Records provided -
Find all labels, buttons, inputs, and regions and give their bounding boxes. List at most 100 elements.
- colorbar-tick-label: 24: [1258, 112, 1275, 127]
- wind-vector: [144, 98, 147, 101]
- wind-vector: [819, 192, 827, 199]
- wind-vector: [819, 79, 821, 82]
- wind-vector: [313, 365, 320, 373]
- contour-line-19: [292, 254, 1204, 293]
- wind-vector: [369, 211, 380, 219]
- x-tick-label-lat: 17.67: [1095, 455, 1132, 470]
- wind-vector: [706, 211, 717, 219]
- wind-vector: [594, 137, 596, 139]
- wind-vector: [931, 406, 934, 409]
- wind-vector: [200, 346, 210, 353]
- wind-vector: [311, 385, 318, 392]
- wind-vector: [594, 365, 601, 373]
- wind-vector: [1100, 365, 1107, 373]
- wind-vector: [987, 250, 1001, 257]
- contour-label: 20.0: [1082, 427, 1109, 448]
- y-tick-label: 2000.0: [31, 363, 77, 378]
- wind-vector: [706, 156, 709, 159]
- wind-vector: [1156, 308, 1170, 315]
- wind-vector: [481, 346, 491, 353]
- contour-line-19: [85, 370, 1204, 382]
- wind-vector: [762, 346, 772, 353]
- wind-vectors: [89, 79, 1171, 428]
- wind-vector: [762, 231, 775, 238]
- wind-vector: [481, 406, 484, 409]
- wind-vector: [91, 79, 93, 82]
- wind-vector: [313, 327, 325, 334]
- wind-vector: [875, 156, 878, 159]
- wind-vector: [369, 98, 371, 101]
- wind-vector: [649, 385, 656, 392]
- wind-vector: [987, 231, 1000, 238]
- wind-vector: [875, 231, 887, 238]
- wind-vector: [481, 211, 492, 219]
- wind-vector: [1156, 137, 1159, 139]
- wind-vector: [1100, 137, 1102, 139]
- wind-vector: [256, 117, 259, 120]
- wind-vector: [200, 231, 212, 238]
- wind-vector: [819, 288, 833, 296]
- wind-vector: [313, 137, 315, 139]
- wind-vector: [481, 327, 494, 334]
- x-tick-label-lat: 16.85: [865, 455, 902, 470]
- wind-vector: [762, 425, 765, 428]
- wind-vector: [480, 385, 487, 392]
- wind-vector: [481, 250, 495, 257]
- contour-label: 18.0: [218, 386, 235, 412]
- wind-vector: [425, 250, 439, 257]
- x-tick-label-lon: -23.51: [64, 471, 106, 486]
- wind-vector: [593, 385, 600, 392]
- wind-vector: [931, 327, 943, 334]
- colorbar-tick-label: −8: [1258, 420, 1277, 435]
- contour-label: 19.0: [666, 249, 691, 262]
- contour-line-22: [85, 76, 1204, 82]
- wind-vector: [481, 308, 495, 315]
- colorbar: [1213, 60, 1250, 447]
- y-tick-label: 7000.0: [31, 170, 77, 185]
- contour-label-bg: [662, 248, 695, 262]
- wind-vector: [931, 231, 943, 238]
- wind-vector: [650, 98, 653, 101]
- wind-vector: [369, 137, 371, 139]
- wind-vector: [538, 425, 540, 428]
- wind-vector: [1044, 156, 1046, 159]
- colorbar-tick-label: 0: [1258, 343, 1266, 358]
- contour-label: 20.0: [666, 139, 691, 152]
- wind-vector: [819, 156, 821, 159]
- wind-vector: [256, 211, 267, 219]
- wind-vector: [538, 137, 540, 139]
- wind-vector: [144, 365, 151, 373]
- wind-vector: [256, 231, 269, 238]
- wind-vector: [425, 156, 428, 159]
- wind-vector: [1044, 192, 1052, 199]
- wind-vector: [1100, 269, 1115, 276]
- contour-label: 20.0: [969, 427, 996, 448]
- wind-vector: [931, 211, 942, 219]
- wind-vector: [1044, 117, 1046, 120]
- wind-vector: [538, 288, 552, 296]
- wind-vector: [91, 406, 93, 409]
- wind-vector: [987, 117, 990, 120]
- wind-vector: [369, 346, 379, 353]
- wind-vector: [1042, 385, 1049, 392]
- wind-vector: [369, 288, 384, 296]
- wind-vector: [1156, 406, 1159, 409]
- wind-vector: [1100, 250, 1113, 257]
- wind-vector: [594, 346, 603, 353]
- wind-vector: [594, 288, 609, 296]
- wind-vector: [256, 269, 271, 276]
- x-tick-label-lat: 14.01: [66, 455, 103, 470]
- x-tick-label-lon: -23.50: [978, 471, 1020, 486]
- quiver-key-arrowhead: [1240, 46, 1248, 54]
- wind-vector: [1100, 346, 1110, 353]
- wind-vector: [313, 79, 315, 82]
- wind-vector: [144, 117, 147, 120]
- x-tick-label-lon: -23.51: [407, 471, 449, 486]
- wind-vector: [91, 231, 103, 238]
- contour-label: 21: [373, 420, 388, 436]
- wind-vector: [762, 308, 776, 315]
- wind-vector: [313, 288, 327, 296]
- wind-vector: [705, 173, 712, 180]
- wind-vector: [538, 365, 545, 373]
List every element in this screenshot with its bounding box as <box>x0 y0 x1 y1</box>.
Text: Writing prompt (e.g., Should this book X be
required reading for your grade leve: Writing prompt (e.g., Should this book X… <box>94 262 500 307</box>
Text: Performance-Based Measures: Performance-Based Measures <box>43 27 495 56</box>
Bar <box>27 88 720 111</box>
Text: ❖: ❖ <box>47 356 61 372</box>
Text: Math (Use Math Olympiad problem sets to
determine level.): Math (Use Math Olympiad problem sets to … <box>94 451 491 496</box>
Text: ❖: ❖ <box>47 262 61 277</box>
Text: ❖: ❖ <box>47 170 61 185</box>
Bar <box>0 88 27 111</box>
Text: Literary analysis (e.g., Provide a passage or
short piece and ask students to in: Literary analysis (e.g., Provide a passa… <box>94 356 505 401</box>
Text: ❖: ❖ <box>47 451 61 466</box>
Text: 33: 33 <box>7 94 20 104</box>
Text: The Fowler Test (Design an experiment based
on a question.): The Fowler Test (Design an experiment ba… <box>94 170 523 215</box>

Required work - Please copy the rows above word for word, beginning at the first line and stopping after the line that contains "- wind-vector: [313, 365, 320, 373]".

Solution for this problem -
Find all labels, buttons, inputs, and regions and give their bounding boxes. List at most 100 elements.
- colorbar-tick-label: 24: [1258, 112, 1275, 127]
- wind-vector: [144, 98, 147, 101]
- wind-vector: [819, 192, 827, 199]
- wind-vector: [819, 79, 821, 82]
- wind-vector: [313, 365, 320, 373]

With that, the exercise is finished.